Data entries
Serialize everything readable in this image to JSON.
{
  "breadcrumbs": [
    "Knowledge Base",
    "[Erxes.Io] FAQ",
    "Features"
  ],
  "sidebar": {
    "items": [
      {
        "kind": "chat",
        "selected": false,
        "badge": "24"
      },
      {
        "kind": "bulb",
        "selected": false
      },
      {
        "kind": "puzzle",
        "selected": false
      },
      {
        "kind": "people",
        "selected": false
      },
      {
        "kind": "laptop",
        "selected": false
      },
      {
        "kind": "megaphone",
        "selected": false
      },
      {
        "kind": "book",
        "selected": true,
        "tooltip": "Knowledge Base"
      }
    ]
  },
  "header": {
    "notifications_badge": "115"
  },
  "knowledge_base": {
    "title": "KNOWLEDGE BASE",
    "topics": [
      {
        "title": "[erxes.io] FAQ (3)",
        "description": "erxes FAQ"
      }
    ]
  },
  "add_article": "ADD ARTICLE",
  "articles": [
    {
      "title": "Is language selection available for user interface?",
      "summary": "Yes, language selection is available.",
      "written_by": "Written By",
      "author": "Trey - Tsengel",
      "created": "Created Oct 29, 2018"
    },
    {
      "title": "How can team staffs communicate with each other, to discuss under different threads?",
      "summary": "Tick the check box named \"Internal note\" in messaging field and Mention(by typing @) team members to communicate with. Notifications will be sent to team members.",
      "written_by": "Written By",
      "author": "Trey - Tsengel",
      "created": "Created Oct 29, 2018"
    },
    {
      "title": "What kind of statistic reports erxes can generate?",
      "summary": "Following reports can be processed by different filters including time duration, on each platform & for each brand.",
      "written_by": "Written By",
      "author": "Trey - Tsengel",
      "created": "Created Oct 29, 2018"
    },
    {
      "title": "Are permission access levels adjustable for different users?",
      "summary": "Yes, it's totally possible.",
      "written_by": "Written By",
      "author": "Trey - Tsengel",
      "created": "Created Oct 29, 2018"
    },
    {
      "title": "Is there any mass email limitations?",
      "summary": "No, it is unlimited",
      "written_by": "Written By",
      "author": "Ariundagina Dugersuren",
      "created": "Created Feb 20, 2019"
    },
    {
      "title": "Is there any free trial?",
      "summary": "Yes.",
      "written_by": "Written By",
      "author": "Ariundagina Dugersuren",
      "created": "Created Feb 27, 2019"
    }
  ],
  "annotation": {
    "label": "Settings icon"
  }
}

▶ _WRITTEN PROBLEM_
Go through the records and print each one exactly.

▶ _TASK RESULT_
Serialize everything readable in this image to JSON.
{
  "breadcrumbs": [
    "Knowledge Base",
    "[Erxes.Io] FAQ",
    "Features"
  ],
  "sidebar": {
    "items": [
      {
        "kind": "chat",
        "selected": false,
        "badge": "24"
      },
      {
        "kind": "bulb",
        "selected": false
      },
      {
        "kind": "puzzle",
        "selected": false
      },
      {
        "kind": "people",
        "selected": false
      },
      {
        "kind": "laptop",
        "selected": false
      },
      {
        "kind": "megaphone",
        "selected": false
      },
      {
        "kind": "book",
        "selected": true,
        "tooltip": "Knowledge Base"
      }
    ]
  },
  "header": {
    "notifications_badge": "115"
  },
  "knowledge_base": {
    "title": "KNOWLEDGE BASE",
    "topics": [
      {
        "title": "[erxes.io] FAQ (3)",
        "description": "erxes FAQ"
      }
    ]
  },
  "add_article": "ADD ARTICLE",
  "articles": [
    {
      "title": "Is language selection available for user interface?",
      "summary": "Yes, language selection is available.",
      "written_by": "Written By",
      "author": "Trey - Tsengel",
      "created": "Created Oct 29, 2018"
    },
    {
      "title": "How can team staffs communicate with each other, to discuss under different threads?",
      "summary": "Tick the check box named \"Internal note\" in messaging field and Mention(by typing @) team members to communicate with. Notifications will be sent to team members.",
      "written_by": "Written By",
      "author": "Trey - Tsengel",
      "created": "Created Oct 29, 2018"
    },
    {
      "title": "What kind of statistic reports erxes can generate?",
      "summary": "Following reports can be processed by different filters including time duration, on each platform & for each brand.",
      "written_by": "Written By",
      "author": "Trey - Tsengel",
      "created": "Created Oct 29, 2018"
    },
    {
      "title": "Are permission access levels adjustable for different users?",
      "summary": "Yes, it's totally possible.",
      "written_by": "Written By",
      "author": "Trey - Tsengel",
      "created": "Created Oct 29, 2018"
    },
    {
      "title": "Is there any mass email limitations?",
      "summary": "No, it is unlimited",
      "written_by": "Written By",
      "author": "Ariundagina Dugersuren",
      "created": "Created Feb 20, 2019"
    },
    {
      "title": "Is there any free trial?",
      "summary": "Yes.",
      "written_by": "Written By",
      "author": "Ariundagina Dugersuren",
      "created": "Created Feb 27, 2019"
    }
  ],
  "annotation": {
    "label": "Settings icon"
  }
}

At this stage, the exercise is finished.